PROBLEM DESCRIPTION:
Transcribe everything from the start of the records down to the line containing "columns [18,67,982,1287]", including both of those ends.

Records from a data collection:
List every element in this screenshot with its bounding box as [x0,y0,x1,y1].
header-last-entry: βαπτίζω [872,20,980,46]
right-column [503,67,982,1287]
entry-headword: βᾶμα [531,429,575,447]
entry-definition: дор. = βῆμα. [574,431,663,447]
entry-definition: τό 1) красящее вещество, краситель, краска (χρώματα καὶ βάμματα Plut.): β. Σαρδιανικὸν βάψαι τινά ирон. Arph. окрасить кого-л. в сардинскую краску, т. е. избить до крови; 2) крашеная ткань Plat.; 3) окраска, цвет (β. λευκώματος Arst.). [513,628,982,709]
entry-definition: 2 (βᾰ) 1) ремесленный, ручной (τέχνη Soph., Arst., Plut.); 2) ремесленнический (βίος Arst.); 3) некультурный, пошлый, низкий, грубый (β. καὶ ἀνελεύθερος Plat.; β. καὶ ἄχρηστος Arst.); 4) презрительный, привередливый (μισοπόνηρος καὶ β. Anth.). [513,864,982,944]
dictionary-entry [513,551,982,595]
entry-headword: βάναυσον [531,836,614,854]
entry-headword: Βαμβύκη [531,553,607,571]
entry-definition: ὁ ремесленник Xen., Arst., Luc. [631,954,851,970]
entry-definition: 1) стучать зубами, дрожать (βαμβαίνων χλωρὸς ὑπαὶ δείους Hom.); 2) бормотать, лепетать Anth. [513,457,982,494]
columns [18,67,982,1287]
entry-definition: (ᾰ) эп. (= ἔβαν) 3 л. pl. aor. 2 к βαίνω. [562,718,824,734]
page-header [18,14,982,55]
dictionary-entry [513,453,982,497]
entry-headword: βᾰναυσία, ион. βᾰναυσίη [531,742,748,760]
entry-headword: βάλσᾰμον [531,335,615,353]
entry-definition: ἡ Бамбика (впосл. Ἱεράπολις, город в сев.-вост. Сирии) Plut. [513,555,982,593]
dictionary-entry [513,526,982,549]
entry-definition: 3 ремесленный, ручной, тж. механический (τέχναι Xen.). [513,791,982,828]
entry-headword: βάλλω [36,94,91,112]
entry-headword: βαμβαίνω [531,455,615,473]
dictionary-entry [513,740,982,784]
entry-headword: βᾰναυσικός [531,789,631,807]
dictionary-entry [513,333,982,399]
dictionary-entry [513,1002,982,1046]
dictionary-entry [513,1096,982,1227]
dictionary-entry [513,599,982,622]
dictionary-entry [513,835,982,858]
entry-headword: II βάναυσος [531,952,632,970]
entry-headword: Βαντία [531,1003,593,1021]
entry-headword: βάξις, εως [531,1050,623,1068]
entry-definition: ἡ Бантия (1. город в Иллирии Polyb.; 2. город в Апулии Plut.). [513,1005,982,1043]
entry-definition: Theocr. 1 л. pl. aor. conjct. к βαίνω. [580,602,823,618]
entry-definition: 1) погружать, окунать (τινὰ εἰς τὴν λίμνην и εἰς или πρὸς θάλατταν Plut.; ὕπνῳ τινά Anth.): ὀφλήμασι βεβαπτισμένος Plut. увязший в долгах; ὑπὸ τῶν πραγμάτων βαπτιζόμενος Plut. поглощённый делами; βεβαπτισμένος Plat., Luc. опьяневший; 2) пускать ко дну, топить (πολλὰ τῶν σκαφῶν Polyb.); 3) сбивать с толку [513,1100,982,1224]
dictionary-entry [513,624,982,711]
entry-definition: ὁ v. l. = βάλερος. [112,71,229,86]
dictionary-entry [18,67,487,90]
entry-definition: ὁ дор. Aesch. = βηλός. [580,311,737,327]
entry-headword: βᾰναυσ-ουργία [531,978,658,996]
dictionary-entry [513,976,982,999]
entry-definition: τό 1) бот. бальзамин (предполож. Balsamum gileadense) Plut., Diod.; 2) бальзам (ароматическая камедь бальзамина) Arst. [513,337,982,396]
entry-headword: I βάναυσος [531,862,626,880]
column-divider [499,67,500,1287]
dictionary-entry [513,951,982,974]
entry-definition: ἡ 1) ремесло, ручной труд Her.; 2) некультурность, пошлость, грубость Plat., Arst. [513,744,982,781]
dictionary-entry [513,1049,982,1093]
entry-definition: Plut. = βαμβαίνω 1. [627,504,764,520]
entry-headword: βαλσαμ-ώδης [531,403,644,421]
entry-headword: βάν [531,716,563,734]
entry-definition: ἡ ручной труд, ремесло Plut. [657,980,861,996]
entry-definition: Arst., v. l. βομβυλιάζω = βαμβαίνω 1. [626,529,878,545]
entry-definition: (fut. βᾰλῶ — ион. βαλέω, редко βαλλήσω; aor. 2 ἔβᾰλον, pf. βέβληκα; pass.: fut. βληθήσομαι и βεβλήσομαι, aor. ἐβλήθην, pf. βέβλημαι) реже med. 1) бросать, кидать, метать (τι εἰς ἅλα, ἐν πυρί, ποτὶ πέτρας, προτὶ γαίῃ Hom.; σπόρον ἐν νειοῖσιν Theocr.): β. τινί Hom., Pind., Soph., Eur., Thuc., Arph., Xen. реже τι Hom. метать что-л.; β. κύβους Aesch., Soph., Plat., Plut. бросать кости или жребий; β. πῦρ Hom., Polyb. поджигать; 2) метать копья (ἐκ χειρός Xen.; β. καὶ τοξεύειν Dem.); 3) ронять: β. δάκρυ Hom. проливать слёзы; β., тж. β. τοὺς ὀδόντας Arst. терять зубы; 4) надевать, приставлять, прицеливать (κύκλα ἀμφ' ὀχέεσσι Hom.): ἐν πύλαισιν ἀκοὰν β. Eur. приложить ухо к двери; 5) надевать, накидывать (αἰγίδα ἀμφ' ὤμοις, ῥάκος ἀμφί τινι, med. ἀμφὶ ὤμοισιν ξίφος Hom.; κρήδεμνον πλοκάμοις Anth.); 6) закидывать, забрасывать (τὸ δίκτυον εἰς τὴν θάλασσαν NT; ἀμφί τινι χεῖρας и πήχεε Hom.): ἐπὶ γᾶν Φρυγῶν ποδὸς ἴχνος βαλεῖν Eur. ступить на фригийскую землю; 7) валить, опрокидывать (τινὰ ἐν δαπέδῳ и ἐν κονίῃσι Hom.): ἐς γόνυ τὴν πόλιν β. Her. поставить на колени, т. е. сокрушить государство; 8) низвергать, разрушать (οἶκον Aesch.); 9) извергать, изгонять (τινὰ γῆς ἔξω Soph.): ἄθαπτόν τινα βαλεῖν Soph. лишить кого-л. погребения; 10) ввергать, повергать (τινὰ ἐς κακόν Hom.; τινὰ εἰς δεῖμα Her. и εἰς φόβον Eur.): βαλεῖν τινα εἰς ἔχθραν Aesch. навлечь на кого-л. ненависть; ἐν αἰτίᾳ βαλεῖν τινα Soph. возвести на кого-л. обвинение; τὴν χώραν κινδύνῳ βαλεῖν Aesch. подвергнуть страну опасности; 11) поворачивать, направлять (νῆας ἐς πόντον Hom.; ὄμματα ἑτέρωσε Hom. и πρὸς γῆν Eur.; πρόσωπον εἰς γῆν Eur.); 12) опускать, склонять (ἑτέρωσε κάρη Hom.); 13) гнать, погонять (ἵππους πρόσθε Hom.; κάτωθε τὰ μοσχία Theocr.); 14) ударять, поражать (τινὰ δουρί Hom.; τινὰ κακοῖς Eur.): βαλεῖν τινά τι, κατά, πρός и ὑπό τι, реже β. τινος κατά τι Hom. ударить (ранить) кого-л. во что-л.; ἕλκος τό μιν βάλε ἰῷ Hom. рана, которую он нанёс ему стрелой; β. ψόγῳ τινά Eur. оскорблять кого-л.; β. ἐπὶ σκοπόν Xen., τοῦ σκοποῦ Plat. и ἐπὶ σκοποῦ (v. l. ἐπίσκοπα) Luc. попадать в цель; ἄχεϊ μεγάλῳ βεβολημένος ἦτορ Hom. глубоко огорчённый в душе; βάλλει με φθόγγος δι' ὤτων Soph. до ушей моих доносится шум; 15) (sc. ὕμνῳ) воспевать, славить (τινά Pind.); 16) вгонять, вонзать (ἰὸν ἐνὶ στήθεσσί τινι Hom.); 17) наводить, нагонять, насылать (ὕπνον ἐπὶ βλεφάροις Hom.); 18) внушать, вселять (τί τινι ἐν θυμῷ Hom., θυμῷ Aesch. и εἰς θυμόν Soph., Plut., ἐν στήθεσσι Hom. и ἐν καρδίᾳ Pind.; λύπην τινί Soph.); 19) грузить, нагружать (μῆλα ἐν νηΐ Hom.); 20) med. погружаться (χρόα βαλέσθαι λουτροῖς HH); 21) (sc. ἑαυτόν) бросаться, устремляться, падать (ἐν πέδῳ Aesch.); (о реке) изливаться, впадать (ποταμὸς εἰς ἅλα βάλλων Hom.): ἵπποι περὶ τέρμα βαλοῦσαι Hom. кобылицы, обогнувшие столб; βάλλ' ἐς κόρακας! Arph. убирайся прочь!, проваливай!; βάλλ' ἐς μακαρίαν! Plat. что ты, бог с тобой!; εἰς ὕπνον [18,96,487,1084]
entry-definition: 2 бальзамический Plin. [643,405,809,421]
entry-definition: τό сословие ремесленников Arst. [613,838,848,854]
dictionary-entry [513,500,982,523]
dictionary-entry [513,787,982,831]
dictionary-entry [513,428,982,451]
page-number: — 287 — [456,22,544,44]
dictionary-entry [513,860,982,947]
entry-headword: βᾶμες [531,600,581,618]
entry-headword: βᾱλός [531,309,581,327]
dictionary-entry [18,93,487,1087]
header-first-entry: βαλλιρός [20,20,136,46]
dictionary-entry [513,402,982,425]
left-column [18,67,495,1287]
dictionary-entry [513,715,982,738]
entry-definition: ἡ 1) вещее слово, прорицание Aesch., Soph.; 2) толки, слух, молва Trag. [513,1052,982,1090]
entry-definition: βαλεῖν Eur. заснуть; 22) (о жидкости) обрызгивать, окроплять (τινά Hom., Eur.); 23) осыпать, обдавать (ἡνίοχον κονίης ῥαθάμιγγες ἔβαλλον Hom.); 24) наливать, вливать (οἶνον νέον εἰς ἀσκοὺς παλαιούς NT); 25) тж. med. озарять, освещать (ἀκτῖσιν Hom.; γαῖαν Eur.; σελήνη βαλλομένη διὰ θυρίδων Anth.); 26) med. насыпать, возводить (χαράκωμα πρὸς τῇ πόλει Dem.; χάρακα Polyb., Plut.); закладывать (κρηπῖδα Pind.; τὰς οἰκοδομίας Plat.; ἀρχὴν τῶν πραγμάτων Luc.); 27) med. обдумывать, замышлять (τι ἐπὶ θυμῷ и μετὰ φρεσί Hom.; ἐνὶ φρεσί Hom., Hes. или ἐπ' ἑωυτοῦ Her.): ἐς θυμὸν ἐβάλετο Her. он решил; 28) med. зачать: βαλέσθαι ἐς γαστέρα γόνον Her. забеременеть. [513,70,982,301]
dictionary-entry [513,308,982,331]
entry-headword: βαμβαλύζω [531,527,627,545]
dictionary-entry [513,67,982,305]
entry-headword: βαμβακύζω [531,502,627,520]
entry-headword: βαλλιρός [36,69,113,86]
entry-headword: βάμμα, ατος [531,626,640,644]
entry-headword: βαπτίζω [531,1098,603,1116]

RESULT BELOW:
List every element in this screenshot with its bounding box as [x0,y0,x1,y1].
header-last-entry: βαπτίζω [872,20,980,46]
right-column [503,67,982,1287]
entry-headword: βᾶμα [531,429,575,447]
entry-definition: дор. = βῆμα. [574,431,663,447]
entry-definition: τό 1) красящее вещество, краситель, краска (χρώματα καὶ βάμματα Plut.): β. Σαρδιανικὸν βάψαι τινά ирон. Arph. окрасить кого-л. в сардинскую краску, т. е. избить до крови; 2) крашеная ткань Plat.; 3) окраска, цвет (β. λευκώματος Arst.). [513,628,982,709]
entry-definition: 2 (βᾰ) 1) ремесленный, ручной (τέχνη Soph., Arst., Plut.); 2) ремесленнический (βίος Arst.); 3) некультурный, пошлый, низкий, грубый (β. καὶ ἀνελεύθερος Plat.; β. καὶ ἄχρηστος Arst.); 4) презрительный, привередливый (μισοπόνηρος καὶ β. Anth.). [513,864,982,944]
dictionary-entry [513,551,982,595]
entry-headword: βάναυσον [531,836,614,854]
entry-headword: Βαμβύκη [531,553,607,571]
entry-definition: ὁ ремесленник Xen., Arst., Luc. [631,954,851,970]
entry-definition: 1) стучать зубами, дрожать (βαμβαίνων χλωρὸς ὑπαὶ δείους Hom.); 2) бормотать, лепетать Anth. [513,457,982,494]
columns [18,67,982,1287]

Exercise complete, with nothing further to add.